[Data records]
-------------------------
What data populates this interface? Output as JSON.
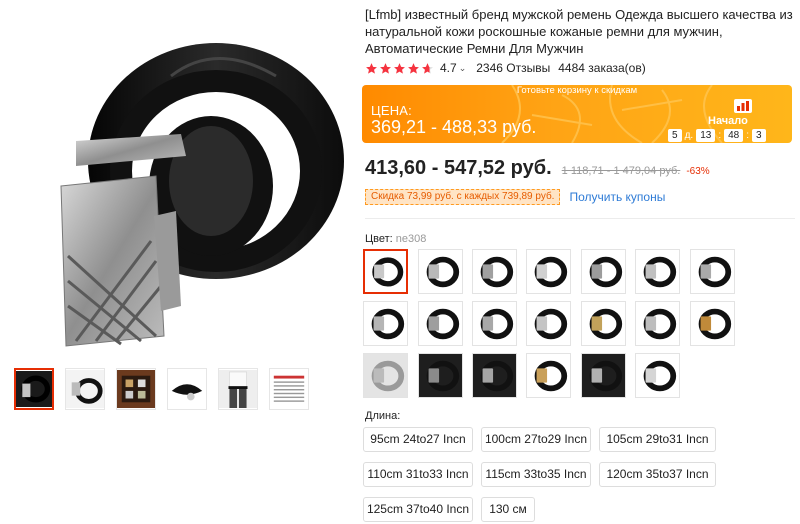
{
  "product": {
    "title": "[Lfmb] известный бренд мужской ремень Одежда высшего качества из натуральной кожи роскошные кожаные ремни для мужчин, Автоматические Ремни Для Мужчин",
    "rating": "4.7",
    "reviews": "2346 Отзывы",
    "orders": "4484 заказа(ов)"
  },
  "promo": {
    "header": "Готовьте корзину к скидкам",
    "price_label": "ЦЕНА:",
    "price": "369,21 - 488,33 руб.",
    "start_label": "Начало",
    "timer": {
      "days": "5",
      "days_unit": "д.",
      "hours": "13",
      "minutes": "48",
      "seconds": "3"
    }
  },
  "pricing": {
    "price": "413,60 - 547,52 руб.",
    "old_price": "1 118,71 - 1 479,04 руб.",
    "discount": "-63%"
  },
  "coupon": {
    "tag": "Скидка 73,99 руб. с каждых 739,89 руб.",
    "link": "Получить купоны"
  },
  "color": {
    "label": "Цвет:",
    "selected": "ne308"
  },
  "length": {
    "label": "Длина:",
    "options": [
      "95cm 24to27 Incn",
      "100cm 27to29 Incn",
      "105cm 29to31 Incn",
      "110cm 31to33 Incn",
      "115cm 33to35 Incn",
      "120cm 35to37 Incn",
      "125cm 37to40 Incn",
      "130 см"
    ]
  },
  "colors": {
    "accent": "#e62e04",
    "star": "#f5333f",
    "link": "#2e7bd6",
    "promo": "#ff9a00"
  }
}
-------------------------
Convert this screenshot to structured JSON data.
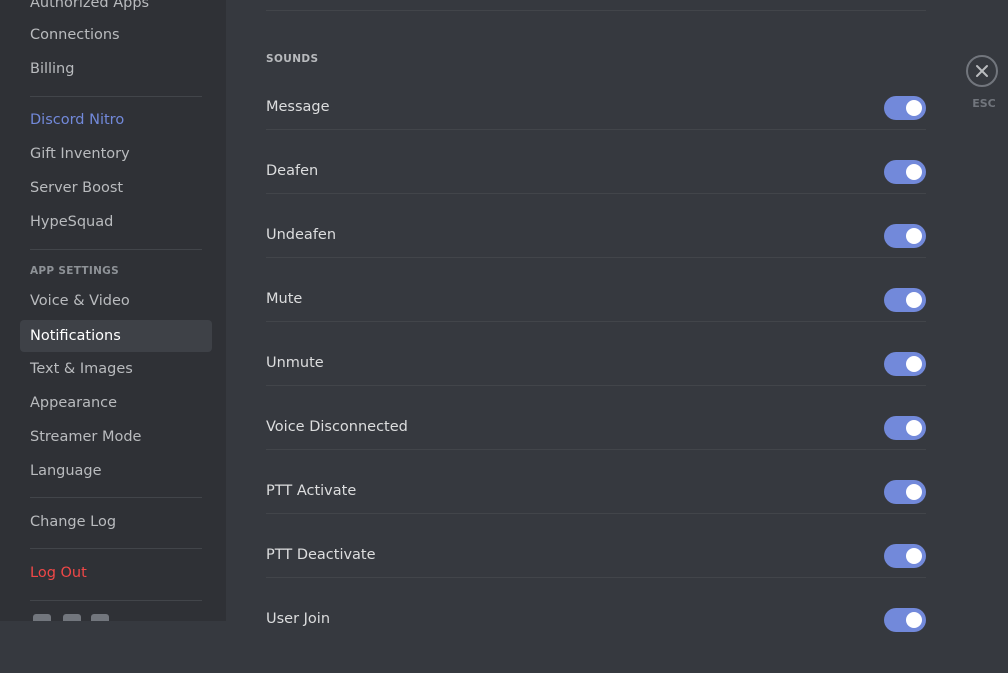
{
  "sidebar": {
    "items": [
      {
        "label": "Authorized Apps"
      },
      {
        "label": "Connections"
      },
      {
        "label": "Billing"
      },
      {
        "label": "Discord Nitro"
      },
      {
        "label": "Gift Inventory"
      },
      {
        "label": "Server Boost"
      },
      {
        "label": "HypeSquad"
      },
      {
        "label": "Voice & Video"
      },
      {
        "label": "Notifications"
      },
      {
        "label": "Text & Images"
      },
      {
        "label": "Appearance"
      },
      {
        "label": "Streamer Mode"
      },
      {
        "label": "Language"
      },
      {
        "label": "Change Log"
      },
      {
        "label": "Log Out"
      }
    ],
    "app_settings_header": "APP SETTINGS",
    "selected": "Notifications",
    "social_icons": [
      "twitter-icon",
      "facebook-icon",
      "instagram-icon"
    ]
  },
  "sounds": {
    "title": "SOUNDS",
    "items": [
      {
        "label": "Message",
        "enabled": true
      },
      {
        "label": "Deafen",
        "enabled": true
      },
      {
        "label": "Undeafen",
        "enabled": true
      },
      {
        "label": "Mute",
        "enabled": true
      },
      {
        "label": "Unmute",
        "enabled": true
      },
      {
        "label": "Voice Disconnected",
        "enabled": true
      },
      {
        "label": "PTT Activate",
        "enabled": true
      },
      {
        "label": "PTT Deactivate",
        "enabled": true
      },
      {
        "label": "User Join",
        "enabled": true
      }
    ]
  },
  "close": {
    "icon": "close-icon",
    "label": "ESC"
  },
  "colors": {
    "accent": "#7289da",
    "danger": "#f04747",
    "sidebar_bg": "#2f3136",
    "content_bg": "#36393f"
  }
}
-------------------------
**Stated goal:**
Which lines contain "JSON"? Show each of them.

**Exercise response:**
What data populates this interface? Output as JSON.
Convert this screenshot to structured JSON data.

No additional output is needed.